Stored records:
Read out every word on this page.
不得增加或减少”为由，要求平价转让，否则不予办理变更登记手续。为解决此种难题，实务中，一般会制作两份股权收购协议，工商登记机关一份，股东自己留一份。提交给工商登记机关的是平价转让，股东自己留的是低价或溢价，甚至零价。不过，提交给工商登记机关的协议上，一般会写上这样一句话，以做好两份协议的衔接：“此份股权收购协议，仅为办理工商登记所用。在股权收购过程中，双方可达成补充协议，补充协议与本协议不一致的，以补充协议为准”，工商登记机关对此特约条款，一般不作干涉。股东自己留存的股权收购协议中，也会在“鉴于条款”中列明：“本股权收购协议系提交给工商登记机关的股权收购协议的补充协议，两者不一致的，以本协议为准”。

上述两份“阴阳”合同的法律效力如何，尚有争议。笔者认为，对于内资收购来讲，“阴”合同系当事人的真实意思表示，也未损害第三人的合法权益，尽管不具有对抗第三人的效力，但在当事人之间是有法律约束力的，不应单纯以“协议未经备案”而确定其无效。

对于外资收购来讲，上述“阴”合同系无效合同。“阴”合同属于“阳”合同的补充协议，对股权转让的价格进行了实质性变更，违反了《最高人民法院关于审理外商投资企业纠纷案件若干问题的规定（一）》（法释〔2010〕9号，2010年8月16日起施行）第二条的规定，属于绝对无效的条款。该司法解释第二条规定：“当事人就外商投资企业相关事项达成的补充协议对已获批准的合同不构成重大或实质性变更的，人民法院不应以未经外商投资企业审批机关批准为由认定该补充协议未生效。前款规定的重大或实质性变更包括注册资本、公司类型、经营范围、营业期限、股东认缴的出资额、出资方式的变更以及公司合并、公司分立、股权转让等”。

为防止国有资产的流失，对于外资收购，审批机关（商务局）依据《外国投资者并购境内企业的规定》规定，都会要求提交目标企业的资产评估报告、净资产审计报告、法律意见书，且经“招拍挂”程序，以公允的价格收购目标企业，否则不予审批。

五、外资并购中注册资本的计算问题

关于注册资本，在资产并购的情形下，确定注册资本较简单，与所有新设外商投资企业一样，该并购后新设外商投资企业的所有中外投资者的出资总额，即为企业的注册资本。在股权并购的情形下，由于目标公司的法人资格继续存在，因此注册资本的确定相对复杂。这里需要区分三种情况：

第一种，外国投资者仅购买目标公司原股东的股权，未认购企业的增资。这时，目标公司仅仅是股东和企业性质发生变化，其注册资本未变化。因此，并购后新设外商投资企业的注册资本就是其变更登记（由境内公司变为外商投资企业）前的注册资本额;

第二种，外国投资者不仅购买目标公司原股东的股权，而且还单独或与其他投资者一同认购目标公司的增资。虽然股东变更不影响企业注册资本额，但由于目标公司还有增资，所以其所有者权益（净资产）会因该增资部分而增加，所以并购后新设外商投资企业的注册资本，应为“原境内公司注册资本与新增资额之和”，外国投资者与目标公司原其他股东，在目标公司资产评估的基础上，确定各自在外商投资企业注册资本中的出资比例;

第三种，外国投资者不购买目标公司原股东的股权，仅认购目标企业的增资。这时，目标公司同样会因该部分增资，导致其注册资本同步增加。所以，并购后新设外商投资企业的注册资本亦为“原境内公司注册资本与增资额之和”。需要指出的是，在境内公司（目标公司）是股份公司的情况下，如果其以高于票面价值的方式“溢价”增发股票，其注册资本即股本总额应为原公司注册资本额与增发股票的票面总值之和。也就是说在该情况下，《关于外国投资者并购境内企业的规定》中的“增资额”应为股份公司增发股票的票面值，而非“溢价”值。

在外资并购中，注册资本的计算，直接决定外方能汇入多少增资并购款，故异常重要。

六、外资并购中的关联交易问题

==

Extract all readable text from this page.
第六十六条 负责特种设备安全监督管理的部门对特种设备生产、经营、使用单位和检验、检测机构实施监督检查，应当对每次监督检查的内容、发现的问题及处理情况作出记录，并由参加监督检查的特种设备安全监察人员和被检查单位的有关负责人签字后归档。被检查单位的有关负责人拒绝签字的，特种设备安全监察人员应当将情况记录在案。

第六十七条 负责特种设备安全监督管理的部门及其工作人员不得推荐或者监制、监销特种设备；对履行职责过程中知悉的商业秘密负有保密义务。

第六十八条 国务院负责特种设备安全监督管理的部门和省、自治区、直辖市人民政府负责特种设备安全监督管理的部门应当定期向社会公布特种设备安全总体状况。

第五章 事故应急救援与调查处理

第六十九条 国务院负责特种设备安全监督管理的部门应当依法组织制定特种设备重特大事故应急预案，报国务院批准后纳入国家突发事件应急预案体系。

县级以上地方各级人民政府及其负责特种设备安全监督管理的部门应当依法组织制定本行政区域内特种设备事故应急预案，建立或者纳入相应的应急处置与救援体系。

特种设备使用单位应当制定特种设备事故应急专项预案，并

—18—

TASK GOAL:
Look through the entries above and report the number of lines that contain "this". Write only the number.

SOLUTION:
2